- Stated exercise -
Determine how many lines of the entries contain "photo". Reply with that number alone.

======== Records for processing

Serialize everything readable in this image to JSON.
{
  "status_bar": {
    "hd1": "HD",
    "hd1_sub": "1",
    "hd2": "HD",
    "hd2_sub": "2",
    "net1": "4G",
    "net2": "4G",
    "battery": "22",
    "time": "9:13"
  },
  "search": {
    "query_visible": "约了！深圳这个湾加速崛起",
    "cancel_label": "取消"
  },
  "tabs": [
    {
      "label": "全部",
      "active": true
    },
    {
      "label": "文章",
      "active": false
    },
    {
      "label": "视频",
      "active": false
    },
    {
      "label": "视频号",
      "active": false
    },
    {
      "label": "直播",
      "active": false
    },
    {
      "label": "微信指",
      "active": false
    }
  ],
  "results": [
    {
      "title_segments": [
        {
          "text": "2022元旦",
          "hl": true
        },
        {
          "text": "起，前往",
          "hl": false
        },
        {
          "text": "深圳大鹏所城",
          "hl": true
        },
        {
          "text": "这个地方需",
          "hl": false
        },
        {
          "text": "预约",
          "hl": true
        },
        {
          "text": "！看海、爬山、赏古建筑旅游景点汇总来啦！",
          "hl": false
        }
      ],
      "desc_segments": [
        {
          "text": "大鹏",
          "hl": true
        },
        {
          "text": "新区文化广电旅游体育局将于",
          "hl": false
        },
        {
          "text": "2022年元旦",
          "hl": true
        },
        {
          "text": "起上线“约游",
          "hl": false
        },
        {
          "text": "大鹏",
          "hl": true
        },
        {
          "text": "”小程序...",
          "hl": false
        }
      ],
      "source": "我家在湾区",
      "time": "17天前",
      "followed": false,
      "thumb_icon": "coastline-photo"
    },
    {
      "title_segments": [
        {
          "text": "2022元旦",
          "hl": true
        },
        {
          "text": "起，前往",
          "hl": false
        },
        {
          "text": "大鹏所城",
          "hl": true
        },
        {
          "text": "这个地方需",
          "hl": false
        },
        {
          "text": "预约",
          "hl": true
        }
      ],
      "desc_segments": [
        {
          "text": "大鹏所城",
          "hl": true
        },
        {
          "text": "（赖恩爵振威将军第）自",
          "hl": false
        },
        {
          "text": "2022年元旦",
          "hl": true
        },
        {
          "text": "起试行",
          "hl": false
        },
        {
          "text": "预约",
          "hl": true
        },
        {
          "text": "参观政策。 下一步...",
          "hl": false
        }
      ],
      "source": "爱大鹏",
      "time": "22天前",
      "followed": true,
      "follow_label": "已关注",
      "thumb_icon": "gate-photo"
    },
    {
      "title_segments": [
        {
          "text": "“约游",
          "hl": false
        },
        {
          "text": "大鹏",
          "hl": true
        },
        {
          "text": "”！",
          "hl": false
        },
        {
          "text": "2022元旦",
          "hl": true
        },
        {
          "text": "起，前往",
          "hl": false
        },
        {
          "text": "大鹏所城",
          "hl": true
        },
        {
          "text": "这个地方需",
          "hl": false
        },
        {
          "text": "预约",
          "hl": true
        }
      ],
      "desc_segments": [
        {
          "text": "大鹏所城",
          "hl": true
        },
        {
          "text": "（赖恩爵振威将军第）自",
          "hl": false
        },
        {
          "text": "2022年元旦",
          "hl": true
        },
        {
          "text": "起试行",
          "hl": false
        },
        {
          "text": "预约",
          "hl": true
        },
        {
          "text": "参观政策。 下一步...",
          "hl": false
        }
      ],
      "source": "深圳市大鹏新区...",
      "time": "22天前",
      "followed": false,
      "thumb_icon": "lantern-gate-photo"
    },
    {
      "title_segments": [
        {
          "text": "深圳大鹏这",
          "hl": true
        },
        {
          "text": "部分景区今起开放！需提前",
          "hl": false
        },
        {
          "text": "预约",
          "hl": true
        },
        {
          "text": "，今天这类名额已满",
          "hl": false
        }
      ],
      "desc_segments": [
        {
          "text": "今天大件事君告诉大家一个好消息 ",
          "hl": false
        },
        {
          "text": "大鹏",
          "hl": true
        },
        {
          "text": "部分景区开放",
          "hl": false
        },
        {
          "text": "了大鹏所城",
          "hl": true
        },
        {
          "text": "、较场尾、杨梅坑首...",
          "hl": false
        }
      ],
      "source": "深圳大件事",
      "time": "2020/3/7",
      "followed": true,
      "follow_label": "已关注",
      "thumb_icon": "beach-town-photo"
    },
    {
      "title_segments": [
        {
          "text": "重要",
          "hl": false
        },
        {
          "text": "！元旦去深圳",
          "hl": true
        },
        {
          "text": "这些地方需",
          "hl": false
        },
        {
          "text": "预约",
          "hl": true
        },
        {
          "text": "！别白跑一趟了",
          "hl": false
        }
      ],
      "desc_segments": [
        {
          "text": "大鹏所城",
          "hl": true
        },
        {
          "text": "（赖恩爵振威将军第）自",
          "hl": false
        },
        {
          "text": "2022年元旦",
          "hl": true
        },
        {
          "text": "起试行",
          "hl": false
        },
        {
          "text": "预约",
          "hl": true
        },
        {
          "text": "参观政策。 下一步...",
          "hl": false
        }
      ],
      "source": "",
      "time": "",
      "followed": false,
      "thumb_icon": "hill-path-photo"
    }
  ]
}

================

- The solution -
5